**Work instructions**
Copy out lines with the word "JSON" from the material that follows.

**Provided data**
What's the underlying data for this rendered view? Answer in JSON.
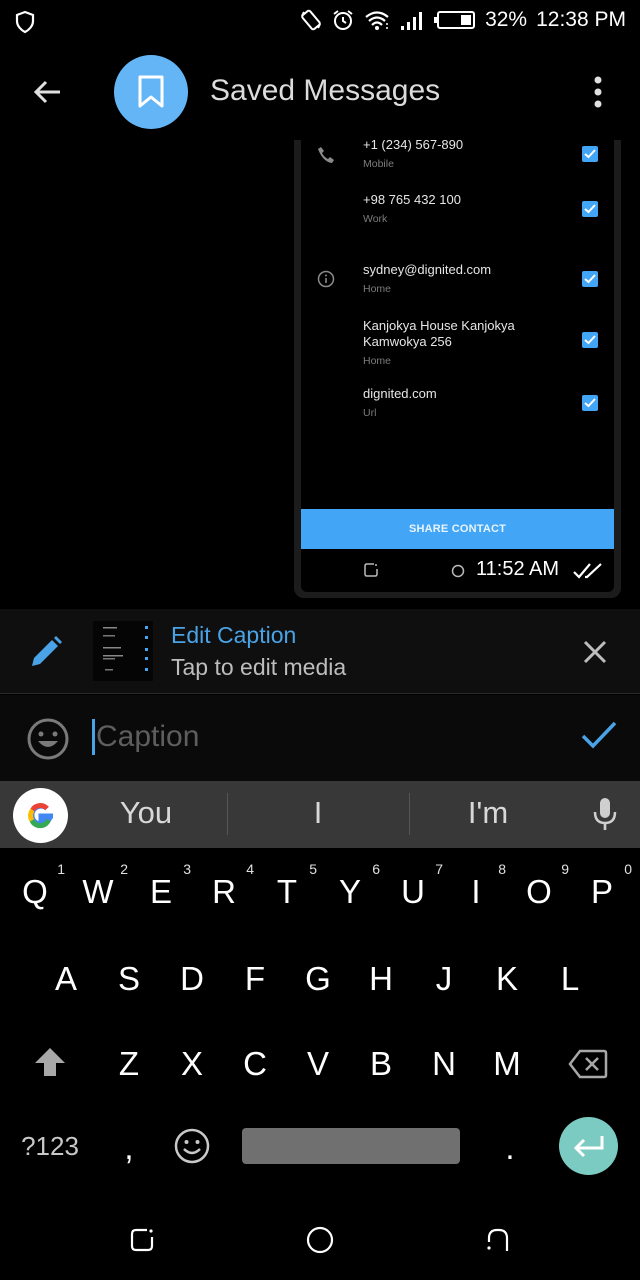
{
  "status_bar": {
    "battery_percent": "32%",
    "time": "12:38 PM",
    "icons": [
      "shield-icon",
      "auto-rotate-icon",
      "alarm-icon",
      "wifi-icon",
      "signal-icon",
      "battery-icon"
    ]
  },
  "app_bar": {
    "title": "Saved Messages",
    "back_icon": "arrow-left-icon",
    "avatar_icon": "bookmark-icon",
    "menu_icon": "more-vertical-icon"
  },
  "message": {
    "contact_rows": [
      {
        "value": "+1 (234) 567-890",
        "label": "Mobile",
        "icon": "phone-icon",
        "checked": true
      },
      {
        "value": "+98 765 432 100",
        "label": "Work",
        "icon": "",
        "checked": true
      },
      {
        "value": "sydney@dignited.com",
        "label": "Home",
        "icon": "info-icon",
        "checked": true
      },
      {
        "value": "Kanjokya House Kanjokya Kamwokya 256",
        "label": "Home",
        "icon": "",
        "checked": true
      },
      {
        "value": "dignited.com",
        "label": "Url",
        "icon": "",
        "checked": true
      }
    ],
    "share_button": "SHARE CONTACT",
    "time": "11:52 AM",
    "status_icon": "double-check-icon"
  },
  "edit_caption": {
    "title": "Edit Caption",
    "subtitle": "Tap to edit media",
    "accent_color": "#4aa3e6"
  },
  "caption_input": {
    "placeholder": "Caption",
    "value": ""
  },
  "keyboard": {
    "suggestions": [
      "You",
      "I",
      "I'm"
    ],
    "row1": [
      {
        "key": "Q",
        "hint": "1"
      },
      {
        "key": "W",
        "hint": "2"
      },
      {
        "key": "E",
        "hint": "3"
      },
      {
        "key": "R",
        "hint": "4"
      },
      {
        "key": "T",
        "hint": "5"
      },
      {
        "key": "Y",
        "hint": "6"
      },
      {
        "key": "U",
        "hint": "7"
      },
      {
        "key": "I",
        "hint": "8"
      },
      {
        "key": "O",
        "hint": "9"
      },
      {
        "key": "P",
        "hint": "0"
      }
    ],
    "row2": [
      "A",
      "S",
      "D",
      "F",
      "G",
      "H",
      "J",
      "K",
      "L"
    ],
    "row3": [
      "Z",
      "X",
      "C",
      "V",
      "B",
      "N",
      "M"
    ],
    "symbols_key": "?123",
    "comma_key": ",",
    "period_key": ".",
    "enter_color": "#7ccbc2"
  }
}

...

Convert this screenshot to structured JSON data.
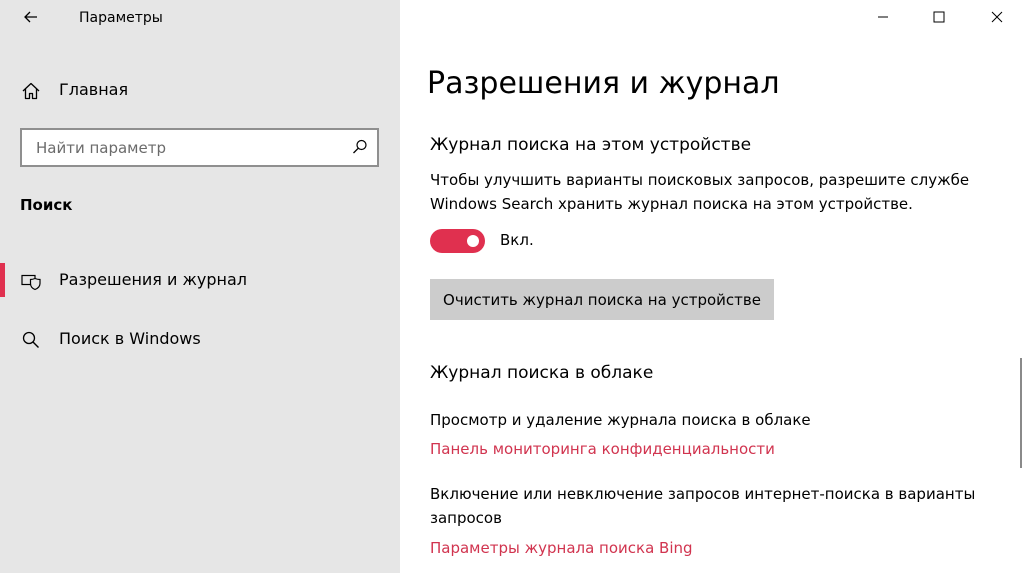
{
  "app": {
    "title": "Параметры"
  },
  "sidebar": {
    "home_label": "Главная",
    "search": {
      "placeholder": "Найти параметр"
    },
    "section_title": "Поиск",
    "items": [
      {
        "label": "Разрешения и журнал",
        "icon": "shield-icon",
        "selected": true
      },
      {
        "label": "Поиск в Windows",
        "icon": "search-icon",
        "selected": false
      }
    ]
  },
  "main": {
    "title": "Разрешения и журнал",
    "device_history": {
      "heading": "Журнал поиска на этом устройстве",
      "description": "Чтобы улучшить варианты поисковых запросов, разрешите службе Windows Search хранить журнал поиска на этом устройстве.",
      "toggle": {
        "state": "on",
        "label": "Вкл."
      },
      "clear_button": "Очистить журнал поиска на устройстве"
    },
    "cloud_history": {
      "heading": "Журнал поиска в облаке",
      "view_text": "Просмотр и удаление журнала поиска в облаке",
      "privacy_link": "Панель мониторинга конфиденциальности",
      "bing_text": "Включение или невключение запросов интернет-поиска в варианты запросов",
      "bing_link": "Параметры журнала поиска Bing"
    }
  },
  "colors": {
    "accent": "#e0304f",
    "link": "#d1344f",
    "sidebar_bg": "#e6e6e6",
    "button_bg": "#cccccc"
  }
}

**Full output**
What's the underlying data for this rendered view? Answer in JSON.
Convert this screenshot to structured JSON data.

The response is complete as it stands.